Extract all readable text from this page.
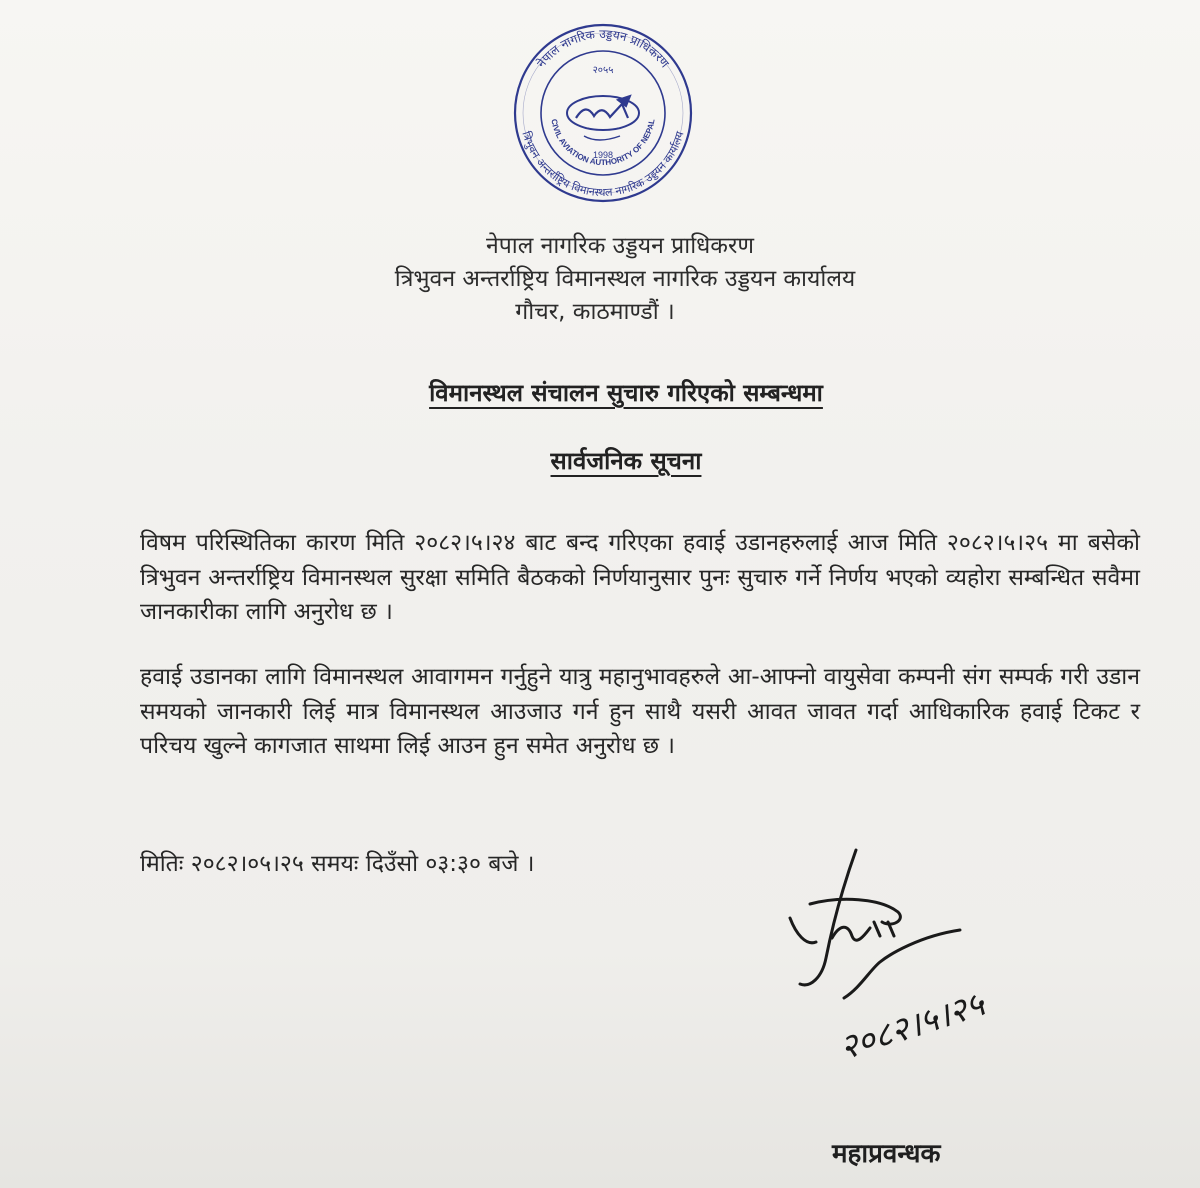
नेपाल नागरिक उड्डयन प्राधिकरण
त्रिभुवन अन्तर्राष्ट्रिय विमानस्थल नागरिक उड्डयन कार्यालय
२०५५
CIVIL AVIATION AUTHORITY OF NEPAL
1998
नेपाल नागरिक उड्डयन प्राधिकरण
त्रिभुवन अन्तर्राष्ट्रिय विमानस्थल नागरिक उड्डयन कार्यालय
गौचर, काठमाण्डौं ।
विमानस्थल संचालन सुचारु गरिएको सम्बन्धमा
सार्वजनिक सूचना
विषम परिस्थितिका कारण मिति २०८२।५।२४ बाट बन्द गरिएका हवाई उडानहरुलाई आज मिति २०८२।५।२५ मा बसेको त्रिभुवन अन्तर्राष्ट्रिय विमानस्थल सुरक्षा समिति बैठकको निर्णयानुसार पुनः सुचारु गर्ने निर्णय भएको व्यहोरा सम्बन्धित सवैमा जानकारीका लागि अनुरोध छ ।
हवाई उडानका लागि विमानस्थल आवागमन गर्नुहुने यात्रु महानुभावहरुले आ-आफ्नो वायुसेवा कम्पनी संग सम्पर्क गरी उडान समयको जानकारी लिई मात्र विमानस्थल आउजाउ गर्न हुन साथै यसरी आवत जावत गर्दा आधिकारिक हवाई टिकट र परिचय खुल्ने कागजात साथमा लिई आउन हुन समेत अनुरोध छ ।
मितिः २०८२।०५।२५ समयः दिउँसो ०३:३० बजे ।
२०८२।५।२५
महाप्रवन्धक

[Task statement]
Word for word, quote the full listing, omitting every picture.

[Answer to this exercise]
Extract all readable text from this page.
नेपाल नागरिक उड्डयन प्राधिकरण
त्रिभुवन अन्तर्राष्ट्रिय विमानस्थल नागरिक उड्डयन कार्यालय
२०५५
CIVIL AVIATION AUTHORITY OF NEPAL
1998
नेपाल नागरिक उड्डयन प्राधिकरण
त्रिभुवन अन्तर्राष्ट्रिय विमानस्थल नागरिक उड्डयन कार्यालय
गौचर, काठमाण्डौं ।
विमानस्थल संचालन सुचारु गरिएको सम्बन्धमा
सार्वजनिक सूचना
विषम परिस्थितिका कारण मिति २०८२।५।२४ बाट बन्द गरिएका हवाई उडानहरुलाई आज मिति २०८२।५।२५ मा बसेको त्रिभुवन अन्तर्राष्ट्रिय विमानस्थल सुरक्षा समिति बैठकको निर्णयानुसार पुनः सुचारु गर्ने निर्णय भएको व्यहोरा सम्बन्धित सवैमा जानकारीका लागि अनुरोध छ ।
हवाई उडानका लागि विमानस्थल आवागमन गर्नुहुने यात्रु महानुभावहरुले आ-आफ्नो वायुसेवा कम्पनी संग सम्पर्क गरी उडान समयको जानकारी लिई मात्र विमानस्थल आउजाउ गर्न हुन साथै यसरी आवत जावत गर्दा आधिकारिक हवाई टिकट र परिचय खुल्ने कागजात साथमा लिई आउन हुन समेत अनुरोध छ ।
मितिः २०८२।०५।२५ समयः दिउँसो ०३:३० बजे ।
२०८२।५।२५
महाप्रवन्धक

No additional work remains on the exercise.